- Request
Repeat all of the material exactly as given.

- Task input
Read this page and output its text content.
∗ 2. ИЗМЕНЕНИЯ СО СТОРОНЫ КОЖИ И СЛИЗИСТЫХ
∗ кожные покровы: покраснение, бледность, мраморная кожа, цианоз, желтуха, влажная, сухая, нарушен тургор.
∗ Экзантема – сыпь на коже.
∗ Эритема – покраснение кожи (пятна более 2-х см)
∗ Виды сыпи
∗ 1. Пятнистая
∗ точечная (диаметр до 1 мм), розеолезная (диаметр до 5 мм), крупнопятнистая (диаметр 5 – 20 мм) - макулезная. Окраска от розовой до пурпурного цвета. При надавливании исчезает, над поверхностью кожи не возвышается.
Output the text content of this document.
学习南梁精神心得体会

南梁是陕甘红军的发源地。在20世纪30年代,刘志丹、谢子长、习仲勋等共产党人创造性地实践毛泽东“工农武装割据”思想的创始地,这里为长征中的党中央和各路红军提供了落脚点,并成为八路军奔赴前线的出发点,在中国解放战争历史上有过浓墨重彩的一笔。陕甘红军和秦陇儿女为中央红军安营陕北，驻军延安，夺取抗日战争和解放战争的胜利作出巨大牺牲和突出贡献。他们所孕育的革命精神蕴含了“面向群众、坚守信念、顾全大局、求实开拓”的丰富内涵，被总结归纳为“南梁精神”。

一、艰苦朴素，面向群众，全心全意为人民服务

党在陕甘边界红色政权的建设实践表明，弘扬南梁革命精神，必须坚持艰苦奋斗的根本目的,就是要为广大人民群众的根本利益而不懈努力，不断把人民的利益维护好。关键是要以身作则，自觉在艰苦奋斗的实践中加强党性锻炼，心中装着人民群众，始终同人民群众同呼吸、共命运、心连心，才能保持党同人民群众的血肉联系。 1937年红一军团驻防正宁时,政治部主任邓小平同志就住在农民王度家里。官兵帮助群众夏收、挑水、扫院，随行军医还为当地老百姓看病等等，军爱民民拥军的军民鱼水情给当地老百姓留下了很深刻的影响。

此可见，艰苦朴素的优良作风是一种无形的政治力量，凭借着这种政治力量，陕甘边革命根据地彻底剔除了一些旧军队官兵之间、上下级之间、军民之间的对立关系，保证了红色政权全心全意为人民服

- Task solution
Read this page and output its text content.
∗ 2. ИЗМЕНЕНИЯ СО СТОРОНЫ КОЖИ И СЛИЗИСТЫХ
∗ кожные покровы: покраснение, бледность, мраморная кожа, цианоз, желтуха, влажная, сухая, нарушен тургор.
∗ Экзантема – сыпь на коже.
∗ Эритема – покраснение кожи (пятна более 2-х см)
∗ Виды сыпи
∗ 1. Пятнистая
∗ точечная (диаметр до 1 мм), розеолезная (диаметр до 5 мм), крупнопятнистая (диаметр 5 – 20 мм) - макулезная. Окраска от розовой до пурпурного цвета. При надавливании исчезает, над поверхностью кожи не возвышается.
Output the text content of this document.
学习南梁精神心得体会

南梁是陕甘红军的发源地。在20世纪30年代,刘志丹、谢子长、习仲勋等共产党人创造性地实践毛泽东“工农武装割据”思想的创始地,这里为长征中的党中央和各路红军提供了落脚点,并成为八路军奔赴前线的出发点,在中国解放战争历史上有过浓墨重彩的一笔。陕甘红军和秦陇儿女为中央红军安营陕北，驻军延安，夺取抗日战争和解放战争的胜利作出巨大牺牲和突出贡献。他们所孕育的革命精神蕴含了“面向群众、坚守信念、顾全大局、求实开拓”的丰富内涵，被总结归纳为“南梁精神”。

一、艰苦朴素，面向群众，全心全意为人民服务

党在陕甘边界红色政权的建设实践表明，弘扬南梁革命精神，必须坚持艰苦奋斗的根本目的,就是要为广大人民群众的根本利益而不懈努力，不断把人民的利益维护好。关键是要以身作则，自觉在艰苦奋斗的实践中加强党性锻炼，心中装着人民群众，始终同人民群众同呼吸、共命运、心连心，才能保持党同人民群众的血肉联系。 1937年红一军团驻防正宁时,政治部主任邓小平同志就住在农民王度家里。官兵帮助群众夏收、挑水、扫院，随行军医还为当地老百姓看病等等，军爱民民拥军的军民鱼水情给当地老百姓留下了很深刻的影响。

此可见，艰苦朴素的优良作风是一种无形的政治力量，凭借着这种政治力量，陕甘边革命根据地彻底剔除了一些旧军队官兵之间、上下级之间、军民之间的对立关系，保证了红色政权全心全意为人民服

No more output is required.